■ **WHAT YOU SHOULD DO**: Could you write out every entry exactly as it stands?

■ **DATA FOR THE TASK**:
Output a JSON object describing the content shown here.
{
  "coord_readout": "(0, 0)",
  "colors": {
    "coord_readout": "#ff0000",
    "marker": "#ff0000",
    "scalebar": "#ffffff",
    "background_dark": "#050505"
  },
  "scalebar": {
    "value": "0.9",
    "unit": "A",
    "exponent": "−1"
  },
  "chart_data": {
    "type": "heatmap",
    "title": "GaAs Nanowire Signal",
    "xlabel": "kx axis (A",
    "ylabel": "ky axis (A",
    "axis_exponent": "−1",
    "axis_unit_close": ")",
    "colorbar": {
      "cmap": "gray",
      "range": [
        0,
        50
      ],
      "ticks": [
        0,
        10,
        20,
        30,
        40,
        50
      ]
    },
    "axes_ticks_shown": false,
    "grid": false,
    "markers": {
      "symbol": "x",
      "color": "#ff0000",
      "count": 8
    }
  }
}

■ **FINISHED TASK**:
Output a JSON object describing the content shown here.
{
  "coord_readout": "(0, 0)",
  "colors": {
    "coord_readout": "#ff0000",
    "marker": "#ff0000",
    "scalebar": "#ffffff",
    "background_dark": "#050505"
  },
  "scalebar": {
    "value": "0.9",
    "unit": "A",
    "exponent": "−1"
  },
  "chart_data": {
    "type": "heatmap",
    "title": "GaAs Nanowire Signal",
    "xlabel": "kx axis (A",
    "ylabel": "ky axis (A",
    "axis_exponent": "−1",
    "axis_unit_close": ")",
    "colorbar": {
      "cmap": "gray",
      "range": [
        0,
        50
      ],
      "ticks": [
        0,
        10,
        20,
        30,
        40,
        50
      ]
    },
    "axes_ticks_shown": false,
    "grid": false,
    "markers": {
      "symbol": "x",
      "color": "#ff0000",
      "count": 8
    }
  }
}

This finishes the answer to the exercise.